• Work instructions:
Each line of the data that includes the string "title" is to be copied out.

# Listed records start

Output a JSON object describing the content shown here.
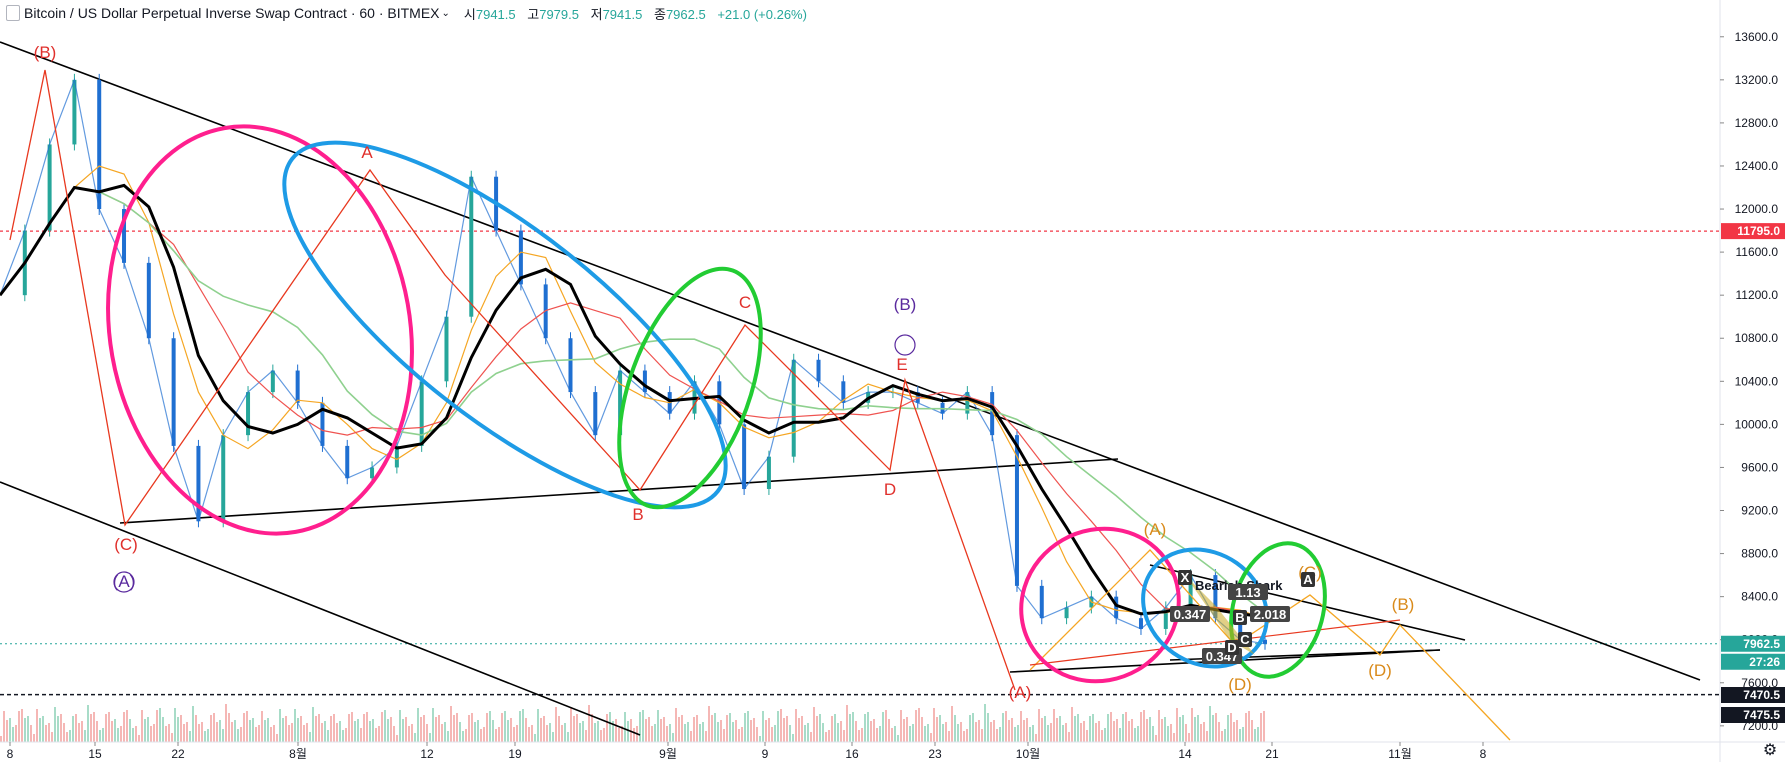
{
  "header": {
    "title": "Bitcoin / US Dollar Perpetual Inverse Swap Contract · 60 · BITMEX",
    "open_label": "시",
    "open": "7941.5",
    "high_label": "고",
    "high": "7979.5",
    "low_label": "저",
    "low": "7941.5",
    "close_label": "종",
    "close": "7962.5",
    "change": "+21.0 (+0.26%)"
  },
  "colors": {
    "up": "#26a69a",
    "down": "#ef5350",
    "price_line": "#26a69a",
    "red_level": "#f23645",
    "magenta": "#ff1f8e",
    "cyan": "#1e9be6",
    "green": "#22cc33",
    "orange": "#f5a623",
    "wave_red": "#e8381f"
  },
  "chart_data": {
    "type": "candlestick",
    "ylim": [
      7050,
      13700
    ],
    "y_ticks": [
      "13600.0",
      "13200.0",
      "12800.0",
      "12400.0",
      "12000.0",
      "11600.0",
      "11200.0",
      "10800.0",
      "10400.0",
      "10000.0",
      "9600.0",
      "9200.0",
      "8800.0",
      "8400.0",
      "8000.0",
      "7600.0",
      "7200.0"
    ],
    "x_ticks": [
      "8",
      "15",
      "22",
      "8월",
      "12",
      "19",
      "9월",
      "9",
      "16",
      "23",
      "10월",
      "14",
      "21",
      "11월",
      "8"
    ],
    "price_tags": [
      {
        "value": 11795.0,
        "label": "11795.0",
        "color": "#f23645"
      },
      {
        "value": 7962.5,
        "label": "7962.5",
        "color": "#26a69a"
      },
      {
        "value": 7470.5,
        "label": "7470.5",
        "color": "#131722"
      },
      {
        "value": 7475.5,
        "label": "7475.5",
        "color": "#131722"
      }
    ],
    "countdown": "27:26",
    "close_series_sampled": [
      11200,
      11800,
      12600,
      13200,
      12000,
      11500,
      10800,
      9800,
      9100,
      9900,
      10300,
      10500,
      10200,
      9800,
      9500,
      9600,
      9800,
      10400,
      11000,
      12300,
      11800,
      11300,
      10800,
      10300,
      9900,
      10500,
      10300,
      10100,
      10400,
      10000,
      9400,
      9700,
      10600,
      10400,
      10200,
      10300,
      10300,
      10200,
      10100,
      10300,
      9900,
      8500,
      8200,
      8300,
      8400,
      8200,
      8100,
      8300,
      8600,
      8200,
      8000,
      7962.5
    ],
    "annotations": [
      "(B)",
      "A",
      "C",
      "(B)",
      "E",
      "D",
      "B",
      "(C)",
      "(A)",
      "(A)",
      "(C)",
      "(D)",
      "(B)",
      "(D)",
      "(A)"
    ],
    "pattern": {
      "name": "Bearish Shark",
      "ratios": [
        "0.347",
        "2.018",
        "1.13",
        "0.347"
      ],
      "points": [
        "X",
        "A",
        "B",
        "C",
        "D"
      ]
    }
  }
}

# Listed records end
# Listed records start

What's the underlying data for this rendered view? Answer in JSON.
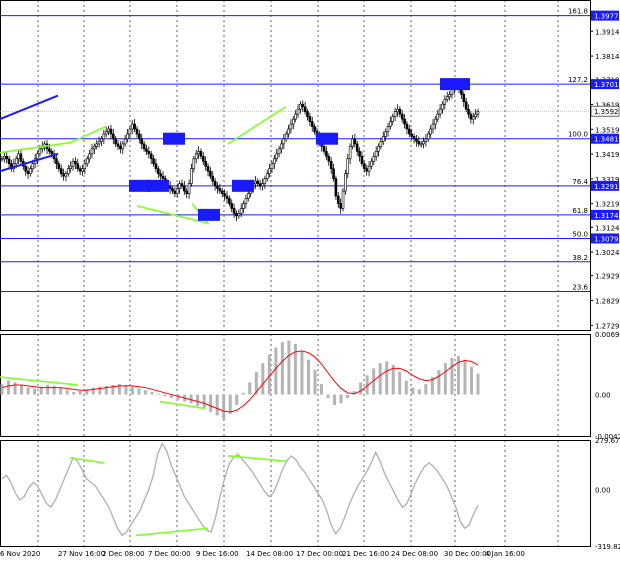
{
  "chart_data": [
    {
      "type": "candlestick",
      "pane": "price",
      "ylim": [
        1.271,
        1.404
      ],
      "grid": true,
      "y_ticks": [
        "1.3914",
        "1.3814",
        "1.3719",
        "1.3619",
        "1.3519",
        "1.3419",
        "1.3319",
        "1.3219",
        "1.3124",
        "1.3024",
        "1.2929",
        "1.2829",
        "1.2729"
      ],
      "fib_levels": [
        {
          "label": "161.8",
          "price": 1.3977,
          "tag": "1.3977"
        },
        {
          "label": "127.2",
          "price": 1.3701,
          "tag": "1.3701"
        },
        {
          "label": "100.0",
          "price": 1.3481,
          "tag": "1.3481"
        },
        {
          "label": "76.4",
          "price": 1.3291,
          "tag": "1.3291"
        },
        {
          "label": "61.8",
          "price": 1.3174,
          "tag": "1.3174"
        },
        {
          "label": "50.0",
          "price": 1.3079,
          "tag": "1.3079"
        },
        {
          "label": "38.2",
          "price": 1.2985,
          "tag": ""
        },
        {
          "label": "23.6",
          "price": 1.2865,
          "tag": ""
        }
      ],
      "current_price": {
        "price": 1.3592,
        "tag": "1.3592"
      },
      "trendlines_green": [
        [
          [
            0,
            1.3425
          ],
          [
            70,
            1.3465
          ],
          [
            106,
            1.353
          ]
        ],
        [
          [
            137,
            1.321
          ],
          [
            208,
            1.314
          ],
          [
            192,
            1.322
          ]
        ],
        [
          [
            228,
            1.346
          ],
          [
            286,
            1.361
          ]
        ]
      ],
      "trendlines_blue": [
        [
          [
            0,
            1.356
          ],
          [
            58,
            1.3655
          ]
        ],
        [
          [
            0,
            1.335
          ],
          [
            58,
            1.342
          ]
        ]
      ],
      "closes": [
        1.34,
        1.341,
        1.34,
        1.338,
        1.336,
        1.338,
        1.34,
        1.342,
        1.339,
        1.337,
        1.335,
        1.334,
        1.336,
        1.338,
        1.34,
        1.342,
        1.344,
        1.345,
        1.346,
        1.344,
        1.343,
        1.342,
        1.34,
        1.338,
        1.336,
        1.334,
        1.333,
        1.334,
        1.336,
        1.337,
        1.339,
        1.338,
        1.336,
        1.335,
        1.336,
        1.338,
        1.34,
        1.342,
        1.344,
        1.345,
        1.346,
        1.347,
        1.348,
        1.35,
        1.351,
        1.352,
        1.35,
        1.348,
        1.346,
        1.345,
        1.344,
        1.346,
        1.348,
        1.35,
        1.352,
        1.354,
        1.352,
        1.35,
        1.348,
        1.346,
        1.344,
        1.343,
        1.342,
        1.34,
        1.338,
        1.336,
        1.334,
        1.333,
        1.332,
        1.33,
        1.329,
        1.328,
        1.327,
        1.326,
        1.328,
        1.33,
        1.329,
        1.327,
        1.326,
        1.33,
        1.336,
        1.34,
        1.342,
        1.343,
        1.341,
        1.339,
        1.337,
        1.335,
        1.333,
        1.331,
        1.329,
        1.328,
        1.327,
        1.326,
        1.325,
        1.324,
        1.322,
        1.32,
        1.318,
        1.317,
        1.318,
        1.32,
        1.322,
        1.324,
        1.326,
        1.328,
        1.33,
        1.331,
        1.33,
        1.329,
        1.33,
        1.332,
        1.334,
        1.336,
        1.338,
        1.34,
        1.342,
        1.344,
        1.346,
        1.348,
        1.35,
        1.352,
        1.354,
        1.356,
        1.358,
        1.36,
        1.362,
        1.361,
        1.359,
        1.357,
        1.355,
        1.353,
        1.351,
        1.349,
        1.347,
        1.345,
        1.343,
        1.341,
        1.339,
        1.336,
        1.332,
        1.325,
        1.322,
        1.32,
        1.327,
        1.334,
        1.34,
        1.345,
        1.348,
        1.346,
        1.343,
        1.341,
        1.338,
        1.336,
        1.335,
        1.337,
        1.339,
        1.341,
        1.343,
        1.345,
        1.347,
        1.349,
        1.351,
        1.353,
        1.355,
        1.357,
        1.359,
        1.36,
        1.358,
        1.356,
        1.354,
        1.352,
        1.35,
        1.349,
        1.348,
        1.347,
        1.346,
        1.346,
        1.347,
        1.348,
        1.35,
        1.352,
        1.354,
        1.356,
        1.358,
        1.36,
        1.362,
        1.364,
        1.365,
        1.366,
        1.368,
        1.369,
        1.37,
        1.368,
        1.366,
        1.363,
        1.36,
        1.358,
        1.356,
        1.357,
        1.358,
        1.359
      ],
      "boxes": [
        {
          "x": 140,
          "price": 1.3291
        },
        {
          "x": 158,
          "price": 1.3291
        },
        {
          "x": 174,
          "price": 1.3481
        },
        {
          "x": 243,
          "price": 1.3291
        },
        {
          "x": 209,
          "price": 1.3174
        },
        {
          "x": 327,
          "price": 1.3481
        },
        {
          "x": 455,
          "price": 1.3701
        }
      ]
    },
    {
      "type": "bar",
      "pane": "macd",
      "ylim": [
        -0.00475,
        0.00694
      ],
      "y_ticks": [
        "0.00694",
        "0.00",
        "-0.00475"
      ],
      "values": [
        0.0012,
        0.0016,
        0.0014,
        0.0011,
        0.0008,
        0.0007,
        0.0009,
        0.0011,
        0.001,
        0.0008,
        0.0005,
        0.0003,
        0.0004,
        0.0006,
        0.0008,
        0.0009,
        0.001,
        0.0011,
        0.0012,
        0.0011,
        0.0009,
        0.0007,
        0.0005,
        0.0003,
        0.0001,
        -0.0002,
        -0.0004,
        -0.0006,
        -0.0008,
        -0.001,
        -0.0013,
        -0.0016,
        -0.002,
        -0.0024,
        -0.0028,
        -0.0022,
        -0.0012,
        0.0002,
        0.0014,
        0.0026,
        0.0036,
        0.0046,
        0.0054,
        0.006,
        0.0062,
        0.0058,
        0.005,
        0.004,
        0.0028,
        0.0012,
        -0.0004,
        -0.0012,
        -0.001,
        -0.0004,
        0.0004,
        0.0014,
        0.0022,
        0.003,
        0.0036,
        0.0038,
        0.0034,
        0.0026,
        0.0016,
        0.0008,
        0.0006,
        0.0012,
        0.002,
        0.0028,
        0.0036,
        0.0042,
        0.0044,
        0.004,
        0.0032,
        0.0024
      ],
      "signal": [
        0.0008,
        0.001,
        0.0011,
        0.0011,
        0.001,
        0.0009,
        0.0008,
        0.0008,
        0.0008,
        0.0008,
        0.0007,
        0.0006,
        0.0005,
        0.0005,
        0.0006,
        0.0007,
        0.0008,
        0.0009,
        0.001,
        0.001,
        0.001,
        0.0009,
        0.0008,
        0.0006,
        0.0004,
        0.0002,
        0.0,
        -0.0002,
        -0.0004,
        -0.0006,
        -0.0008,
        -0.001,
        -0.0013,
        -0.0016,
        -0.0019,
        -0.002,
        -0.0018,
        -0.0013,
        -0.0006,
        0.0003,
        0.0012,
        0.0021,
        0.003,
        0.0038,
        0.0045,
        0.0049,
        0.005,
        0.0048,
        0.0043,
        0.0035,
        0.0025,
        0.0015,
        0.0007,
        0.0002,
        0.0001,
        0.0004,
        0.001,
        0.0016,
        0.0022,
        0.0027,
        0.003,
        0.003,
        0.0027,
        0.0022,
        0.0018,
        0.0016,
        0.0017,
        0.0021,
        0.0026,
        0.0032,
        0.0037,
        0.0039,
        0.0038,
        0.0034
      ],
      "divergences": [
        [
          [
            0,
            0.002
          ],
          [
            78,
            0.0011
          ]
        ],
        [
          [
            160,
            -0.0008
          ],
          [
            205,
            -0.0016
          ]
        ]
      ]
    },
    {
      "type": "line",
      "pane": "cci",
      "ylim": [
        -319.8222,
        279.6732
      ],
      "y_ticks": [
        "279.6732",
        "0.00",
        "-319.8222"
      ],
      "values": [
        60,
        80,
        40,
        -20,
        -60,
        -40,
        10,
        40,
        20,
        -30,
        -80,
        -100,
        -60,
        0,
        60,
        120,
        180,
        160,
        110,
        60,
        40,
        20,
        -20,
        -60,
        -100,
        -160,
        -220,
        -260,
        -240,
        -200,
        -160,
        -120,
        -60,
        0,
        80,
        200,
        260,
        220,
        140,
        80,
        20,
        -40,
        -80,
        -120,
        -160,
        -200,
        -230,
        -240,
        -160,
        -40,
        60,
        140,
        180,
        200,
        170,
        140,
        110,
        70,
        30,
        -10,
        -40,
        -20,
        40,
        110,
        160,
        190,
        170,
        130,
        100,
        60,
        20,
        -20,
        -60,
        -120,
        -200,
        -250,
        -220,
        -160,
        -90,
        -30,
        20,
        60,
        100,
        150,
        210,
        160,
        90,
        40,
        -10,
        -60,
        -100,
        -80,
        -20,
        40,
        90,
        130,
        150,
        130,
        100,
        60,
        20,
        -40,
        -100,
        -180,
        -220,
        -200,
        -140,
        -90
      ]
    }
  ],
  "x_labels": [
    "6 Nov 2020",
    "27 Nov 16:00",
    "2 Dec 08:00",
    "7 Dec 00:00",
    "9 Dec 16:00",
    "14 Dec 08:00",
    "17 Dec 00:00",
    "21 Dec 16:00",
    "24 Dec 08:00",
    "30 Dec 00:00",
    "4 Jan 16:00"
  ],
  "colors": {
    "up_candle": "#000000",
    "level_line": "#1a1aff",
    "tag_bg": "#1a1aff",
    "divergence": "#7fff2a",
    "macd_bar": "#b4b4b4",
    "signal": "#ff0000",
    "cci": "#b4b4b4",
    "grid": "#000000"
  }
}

# Listed records end
# Listed records start

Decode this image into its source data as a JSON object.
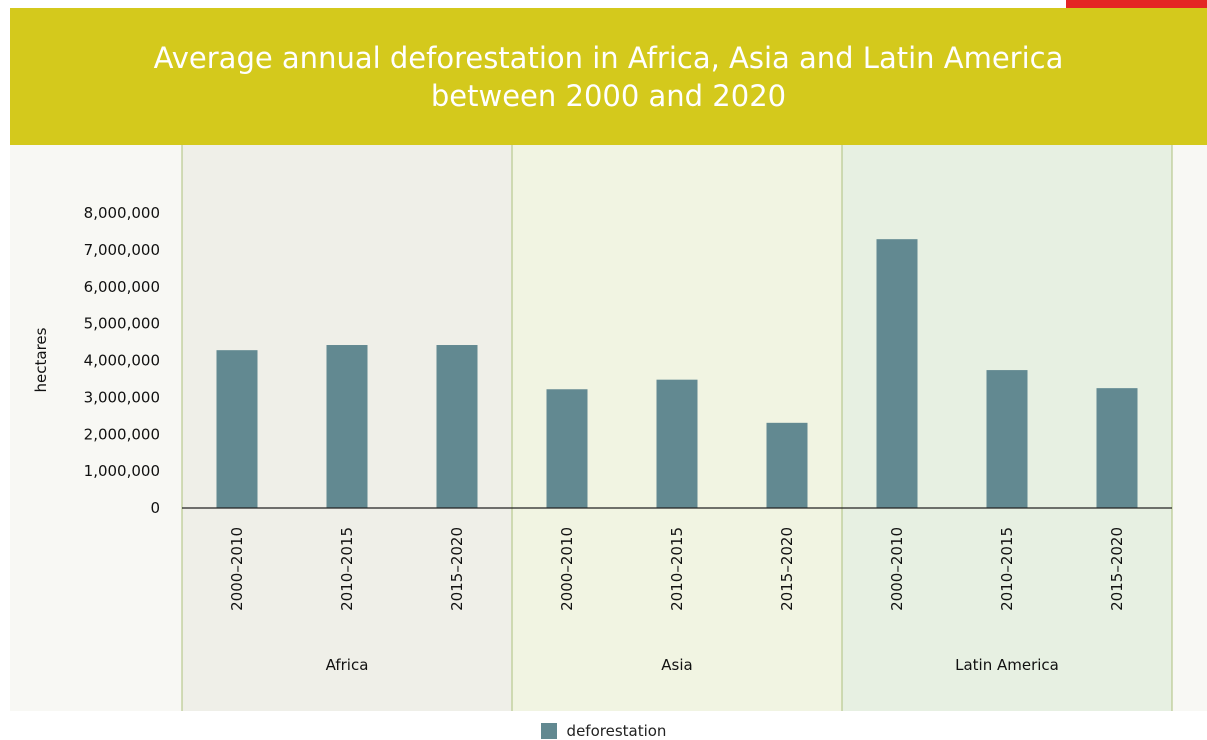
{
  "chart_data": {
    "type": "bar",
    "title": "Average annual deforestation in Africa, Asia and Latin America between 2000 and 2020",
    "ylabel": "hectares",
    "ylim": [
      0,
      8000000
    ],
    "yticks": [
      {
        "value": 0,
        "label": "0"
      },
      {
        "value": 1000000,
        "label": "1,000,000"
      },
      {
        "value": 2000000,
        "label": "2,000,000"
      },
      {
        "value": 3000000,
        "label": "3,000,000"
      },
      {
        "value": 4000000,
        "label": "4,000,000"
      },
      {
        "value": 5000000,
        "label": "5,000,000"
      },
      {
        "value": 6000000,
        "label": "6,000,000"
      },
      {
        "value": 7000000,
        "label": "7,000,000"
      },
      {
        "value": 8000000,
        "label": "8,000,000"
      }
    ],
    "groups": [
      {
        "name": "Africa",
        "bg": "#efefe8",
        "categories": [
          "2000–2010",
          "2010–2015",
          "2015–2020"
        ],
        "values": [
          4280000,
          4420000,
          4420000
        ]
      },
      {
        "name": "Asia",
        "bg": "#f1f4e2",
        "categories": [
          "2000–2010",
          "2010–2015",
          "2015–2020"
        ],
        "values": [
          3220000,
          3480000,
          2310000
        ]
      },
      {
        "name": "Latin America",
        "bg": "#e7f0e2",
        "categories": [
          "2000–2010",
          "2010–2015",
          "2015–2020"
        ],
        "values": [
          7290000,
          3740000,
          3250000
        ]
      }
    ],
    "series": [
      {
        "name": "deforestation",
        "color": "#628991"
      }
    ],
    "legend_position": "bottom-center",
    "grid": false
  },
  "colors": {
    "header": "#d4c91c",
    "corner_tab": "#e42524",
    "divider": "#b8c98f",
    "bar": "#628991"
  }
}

# Listed records end

• Solution below:
    "title": "Bitcoin / US Dollar Perpetual Inverse Swap Contract · 60 · BITMEX",
    "title": "Average annual deforestation in Africa, Asia and Latin America between 2000 and 2020",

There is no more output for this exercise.